[Stored records]
>> start

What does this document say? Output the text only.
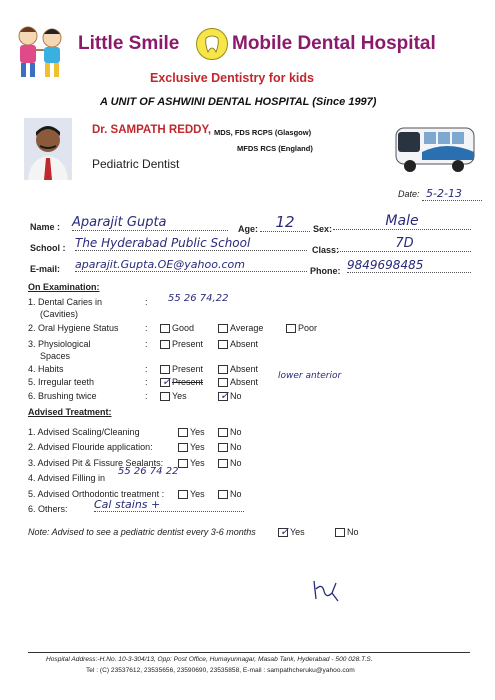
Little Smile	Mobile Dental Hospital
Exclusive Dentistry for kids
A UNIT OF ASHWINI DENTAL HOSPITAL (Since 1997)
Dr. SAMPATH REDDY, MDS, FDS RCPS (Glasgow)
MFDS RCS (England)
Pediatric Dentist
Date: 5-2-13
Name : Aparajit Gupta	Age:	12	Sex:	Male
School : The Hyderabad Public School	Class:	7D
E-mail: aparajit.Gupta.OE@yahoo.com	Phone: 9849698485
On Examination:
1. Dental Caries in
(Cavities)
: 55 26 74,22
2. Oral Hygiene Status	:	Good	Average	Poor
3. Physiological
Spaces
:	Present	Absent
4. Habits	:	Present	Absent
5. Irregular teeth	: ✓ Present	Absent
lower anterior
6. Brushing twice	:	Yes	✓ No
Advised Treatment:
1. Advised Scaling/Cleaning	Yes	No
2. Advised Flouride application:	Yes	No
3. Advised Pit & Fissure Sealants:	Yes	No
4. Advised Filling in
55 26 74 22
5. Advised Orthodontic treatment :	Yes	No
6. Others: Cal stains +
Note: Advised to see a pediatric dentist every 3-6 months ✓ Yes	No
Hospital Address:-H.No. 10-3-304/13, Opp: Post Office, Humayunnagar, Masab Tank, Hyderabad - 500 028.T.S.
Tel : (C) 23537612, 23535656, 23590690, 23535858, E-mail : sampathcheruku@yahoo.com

>> end
>> start

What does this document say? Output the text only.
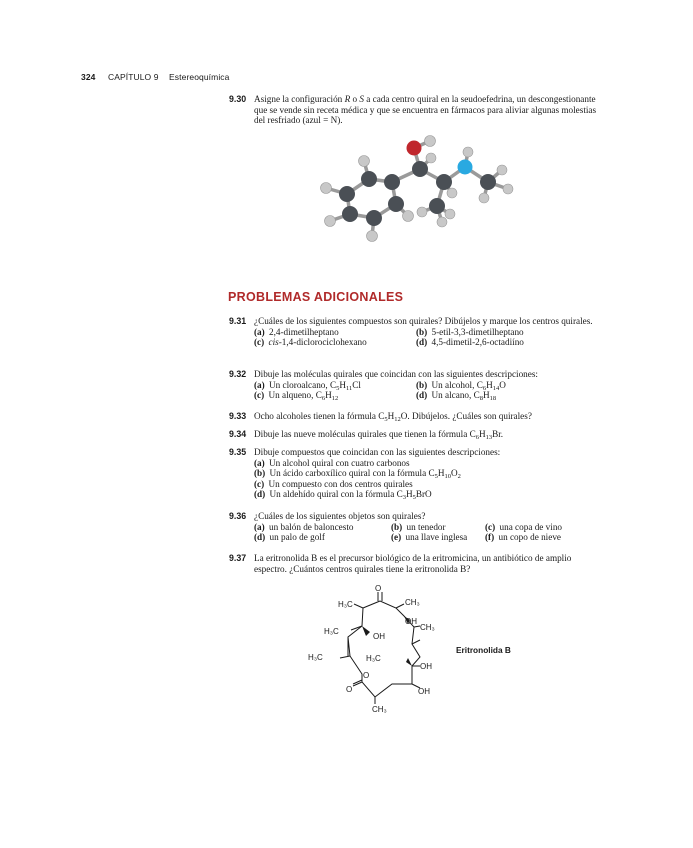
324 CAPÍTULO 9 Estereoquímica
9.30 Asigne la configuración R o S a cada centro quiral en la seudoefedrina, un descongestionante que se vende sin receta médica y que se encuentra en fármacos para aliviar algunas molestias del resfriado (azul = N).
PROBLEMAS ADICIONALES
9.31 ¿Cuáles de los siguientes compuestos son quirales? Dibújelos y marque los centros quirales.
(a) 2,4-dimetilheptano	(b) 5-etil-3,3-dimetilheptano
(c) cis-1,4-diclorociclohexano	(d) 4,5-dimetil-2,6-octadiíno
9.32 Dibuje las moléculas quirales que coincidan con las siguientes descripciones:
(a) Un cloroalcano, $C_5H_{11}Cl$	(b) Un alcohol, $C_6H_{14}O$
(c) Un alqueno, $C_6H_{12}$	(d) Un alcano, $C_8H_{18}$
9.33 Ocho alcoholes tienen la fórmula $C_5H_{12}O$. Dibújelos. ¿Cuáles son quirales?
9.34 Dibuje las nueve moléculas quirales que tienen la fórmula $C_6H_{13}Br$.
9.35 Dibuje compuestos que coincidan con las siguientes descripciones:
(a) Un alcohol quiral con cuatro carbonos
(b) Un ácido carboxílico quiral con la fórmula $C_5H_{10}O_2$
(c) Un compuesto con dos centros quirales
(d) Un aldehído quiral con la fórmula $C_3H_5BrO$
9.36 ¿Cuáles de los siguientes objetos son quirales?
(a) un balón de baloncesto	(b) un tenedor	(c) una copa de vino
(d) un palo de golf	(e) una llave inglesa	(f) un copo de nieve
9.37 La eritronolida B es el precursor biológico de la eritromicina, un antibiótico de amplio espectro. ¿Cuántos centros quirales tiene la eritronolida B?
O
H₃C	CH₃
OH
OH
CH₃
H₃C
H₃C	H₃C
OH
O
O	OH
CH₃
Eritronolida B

>> end
>> start

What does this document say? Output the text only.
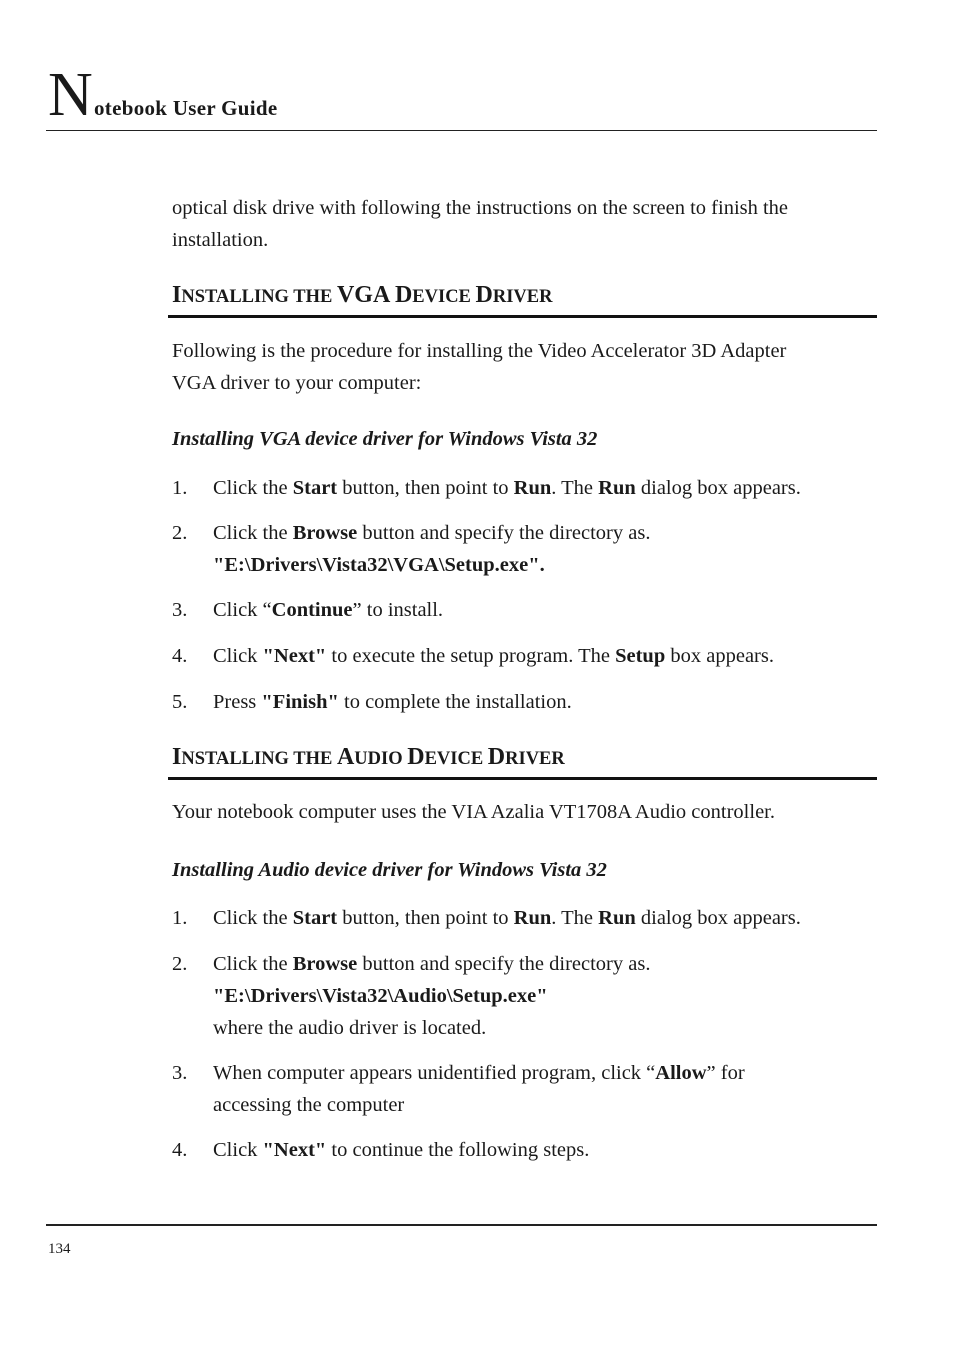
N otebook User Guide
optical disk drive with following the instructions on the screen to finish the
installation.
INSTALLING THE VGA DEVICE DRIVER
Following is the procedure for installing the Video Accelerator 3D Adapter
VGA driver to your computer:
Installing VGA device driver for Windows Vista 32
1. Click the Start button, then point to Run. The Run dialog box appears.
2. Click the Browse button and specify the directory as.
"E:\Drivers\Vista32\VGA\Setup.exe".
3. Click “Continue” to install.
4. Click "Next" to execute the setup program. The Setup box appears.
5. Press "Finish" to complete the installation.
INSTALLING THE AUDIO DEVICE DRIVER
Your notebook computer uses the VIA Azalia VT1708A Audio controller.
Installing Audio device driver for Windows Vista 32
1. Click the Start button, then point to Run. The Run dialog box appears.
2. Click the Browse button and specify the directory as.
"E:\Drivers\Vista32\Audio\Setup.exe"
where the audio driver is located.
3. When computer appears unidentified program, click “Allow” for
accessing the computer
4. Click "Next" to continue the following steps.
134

>> end

--- SET PROBLEM ---
Look above for every line with the word "descripciones" and copy it.

--- ANSWER TO THE EXERCISE ---
9.32 Dibuje las moléculas quirales que coincidan con las siguientes descripciones:
9.35 Dibuje compuestos que coincidan con las siguientes descripciones:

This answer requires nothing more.